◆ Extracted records
★ ★ ★ ★
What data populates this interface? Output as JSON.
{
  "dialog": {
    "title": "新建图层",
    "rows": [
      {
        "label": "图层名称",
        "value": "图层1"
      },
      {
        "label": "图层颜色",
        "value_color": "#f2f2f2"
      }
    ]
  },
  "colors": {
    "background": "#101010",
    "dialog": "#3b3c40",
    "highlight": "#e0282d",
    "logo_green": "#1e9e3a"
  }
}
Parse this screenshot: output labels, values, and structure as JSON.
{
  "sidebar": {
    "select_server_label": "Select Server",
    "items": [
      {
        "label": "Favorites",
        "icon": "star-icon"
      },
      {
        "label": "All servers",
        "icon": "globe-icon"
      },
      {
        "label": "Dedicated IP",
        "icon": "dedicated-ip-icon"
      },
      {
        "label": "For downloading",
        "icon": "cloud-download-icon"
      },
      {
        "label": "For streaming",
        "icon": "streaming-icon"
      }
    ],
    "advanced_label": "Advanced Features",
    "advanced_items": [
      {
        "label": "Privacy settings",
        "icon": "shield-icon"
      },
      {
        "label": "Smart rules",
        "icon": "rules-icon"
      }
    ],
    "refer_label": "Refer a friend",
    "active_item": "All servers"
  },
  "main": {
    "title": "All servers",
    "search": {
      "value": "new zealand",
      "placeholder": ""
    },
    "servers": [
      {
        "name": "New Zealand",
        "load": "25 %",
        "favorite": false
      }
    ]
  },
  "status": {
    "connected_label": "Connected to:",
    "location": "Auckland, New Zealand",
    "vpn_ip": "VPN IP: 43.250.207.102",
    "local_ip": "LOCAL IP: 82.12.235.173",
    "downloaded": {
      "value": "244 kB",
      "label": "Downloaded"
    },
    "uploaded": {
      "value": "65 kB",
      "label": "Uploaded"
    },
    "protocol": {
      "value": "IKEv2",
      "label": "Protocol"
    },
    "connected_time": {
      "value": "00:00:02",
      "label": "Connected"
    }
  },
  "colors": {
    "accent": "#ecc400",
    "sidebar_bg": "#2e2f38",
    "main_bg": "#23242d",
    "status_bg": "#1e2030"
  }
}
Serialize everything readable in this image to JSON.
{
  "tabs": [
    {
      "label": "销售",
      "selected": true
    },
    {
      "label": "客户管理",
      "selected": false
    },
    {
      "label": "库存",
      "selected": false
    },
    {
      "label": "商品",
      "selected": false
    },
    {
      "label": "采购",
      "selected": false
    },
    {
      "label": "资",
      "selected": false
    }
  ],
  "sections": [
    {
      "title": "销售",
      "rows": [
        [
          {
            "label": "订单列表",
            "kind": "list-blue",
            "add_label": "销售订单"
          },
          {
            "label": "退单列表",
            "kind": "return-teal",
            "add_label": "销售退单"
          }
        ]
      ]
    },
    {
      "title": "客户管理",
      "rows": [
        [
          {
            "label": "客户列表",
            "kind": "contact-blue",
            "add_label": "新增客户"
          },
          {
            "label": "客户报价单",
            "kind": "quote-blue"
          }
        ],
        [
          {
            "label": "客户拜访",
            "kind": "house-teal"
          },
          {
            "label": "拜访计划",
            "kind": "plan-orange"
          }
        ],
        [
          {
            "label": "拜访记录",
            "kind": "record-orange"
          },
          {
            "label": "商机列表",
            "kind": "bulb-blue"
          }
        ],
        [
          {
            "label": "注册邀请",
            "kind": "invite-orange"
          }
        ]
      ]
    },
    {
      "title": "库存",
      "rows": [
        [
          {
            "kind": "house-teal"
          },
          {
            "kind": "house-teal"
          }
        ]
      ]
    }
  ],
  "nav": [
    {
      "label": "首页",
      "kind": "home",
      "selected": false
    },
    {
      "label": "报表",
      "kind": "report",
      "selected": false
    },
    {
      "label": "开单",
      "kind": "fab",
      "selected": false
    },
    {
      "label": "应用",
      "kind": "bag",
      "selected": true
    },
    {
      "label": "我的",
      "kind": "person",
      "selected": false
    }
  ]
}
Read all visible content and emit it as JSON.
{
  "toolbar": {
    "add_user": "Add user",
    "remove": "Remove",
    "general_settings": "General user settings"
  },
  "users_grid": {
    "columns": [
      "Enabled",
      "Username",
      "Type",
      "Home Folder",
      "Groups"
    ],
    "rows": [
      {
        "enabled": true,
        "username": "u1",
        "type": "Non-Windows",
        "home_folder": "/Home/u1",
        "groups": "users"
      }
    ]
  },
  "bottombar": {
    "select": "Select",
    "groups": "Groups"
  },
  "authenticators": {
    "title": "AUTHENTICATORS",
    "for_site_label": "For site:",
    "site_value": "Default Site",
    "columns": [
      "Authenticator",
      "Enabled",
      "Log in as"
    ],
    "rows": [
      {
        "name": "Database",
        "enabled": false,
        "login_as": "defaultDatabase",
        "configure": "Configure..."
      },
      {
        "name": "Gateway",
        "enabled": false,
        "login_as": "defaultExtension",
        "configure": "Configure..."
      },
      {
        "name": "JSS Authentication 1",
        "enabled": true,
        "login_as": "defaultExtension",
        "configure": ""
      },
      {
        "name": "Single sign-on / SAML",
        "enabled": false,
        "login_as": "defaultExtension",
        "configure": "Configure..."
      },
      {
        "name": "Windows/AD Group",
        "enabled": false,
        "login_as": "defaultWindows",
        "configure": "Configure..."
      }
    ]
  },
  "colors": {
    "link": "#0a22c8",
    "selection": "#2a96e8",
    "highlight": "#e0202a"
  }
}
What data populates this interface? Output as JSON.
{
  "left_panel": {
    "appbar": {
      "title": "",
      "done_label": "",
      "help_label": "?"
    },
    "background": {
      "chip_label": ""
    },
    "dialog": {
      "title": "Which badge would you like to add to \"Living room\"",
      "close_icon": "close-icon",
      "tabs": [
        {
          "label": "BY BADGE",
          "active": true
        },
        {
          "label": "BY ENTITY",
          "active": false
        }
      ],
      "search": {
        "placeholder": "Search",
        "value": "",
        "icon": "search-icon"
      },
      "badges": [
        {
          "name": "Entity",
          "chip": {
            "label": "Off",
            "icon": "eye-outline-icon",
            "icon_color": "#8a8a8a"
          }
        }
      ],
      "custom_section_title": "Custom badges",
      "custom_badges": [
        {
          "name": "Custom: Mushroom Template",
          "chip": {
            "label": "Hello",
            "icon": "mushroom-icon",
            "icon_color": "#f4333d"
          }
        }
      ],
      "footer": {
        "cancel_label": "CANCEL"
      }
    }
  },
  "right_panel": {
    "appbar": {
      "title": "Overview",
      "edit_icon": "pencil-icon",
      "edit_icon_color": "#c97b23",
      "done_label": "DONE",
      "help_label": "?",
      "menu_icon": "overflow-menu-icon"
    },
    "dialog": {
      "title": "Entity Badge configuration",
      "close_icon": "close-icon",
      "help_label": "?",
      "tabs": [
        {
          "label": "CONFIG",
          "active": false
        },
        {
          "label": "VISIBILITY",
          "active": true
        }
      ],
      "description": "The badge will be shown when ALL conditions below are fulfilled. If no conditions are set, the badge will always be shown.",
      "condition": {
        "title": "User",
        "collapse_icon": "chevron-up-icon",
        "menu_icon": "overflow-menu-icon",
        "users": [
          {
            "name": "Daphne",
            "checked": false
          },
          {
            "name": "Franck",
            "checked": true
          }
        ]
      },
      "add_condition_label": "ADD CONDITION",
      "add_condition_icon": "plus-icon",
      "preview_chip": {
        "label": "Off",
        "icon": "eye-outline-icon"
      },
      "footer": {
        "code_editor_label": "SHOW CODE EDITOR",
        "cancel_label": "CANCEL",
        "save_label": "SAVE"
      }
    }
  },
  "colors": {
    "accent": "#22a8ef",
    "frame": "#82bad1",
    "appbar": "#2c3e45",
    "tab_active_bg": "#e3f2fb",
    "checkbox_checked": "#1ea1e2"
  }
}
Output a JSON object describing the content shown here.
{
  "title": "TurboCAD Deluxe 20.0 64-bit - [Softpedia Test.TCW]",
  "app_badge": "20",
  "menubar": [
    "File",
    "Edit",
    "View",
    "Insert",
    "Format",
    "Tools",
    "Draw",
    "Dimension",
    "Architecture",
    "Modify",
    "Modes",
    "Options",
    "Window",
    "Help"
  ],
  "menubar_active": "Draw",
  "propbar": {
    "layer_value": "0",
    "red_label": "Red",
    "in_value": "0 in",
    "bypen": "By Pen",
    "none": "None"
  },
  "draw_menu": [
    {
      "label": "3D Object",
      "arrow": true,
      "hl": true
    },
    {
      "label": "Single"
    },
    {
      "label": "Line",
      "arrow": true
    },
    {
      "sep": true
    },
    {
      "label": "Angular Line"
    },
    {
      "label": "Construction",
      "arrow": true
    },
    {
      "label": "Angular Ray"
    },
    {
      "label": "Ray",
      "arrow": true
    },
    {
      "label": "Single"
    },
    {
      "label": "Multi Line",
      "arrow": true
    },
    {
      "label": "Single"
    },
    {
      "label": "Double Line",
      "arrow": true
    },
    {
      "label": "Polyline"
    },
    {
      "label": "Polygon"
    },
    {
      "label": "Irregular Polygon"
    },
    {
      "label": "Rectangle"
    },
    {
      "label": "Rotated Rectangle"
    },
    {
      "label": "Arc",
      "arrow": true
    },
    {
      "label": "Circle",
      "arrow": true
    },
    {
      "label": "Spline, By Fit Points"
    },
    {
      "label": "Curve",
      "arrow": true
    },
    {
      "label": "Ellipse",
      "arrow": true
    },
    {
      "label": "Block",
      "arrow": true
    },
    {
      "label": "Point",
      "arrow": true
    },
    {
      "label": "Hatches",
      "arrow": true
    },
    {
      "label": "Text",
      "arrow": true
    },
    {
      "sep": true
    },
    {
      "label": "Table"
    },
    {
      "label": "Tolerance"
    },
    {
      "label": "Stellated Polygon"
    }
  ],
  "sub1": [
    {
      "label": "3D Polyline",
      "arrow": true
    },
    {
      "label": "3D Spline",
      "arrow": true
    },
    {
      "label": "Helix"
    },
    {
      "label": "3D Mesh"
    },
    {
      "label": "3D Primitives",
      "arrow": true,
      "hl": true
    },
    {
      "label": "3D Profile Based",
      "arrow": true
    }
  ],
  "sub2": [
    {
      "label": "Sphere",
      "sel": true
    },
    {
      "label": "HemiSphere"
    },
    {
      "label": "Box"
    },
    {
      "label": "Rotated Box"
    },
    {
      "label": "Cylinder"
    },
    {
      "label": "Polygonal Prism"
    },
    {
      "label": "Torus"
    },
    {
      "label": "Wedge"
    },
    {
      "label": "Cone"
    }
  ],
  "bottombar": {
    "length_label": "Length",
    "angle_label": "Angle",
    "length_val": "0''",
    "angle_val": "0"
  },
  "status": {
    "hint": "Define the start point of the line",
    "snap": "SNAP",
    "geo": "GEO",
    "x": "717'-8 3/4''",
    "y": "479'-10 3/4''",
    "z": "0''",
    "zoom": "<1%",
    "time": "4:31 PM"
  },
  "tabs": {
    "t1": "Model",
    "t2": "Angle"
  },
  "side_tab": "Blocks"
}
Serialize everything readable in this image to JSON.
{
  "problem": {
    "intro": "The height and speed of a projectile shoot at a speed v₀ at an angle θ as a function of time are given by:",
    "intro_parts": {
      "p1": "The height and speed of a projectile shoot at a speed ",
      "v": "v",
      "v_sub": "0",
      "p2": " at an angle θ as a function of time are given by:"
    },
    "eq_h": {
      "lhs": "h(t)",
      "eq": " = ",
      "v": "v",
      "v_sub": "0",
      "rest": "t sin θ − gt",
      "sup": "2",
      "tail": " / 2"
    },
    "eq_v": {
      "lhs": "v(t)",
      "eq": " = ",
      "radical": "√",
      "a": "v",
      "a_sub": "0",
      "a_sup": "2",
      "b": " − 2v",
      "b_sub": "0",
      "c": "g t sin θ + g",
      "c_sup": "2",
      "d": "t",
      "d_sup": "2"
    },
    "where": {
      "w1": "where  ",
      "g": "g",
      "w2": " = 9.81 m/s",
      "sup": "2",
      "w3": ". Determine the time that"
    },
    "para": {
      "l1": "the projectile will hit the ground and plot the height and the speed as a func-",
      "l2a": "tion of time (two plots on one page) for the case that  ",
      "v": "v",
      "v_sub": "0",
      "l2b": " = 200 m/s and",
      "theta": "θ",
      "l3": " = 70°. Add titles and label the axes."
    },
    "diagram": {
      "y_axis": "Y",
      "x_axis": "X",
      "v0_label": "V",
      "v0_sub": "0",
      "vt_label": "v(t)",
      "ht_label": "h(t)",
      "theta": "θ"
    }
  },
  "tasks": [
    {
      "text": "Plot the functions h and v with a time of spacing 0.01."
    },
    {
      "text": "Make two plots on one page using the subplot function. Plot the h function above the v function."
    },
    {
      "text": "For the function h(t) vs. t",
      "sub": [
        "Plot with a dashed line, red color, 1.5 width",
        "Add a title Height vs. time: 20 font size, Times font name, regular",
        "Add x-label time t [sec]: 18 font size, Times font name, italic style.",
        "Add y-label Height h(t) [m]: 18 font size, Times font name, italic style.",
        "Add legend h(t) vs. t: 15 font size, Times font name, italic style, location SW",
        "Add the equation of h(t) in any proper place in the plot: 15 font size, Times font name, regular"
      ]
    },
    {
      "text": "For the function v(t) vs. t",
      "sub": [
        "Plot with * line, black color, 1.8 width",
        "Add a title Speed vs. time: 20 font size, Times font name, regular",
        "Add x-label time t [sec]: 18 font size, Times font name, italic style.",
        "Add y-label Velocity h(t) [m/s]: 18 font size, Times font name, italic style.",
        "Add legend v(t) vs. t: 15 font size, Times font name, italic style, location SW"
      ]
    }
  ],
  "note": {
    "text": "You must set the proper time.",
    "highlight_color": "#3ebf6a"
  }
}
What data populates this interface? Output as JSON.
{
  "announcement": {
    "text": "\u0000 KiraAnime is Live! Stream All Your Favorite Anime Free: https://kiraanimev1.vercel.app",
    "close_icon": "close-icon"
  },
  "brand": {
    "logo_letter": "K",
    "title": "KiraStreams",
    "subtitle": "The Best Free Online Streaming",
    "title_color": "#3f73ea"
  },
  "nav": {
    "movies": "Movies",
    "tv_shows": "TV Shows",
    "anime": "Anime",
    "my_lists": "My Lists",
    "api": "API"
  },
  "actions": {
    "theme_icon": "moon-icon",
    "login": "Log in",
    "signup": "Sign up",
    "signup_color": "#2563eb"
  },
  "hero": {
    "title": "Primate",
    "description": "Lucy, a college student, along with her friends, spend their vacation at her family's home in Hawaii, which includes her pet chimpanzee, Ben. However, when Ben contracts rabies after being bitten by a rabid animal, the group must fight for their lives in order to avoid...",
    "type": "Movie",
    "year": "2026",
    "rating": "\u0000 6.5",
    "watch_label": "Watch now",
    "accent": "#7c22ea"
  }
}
★ ★ ★ ★
◆ Task to complete
A line counts if it holds the word "Free". How many lines of the entries count? Give the number only.

◆ Written answer
2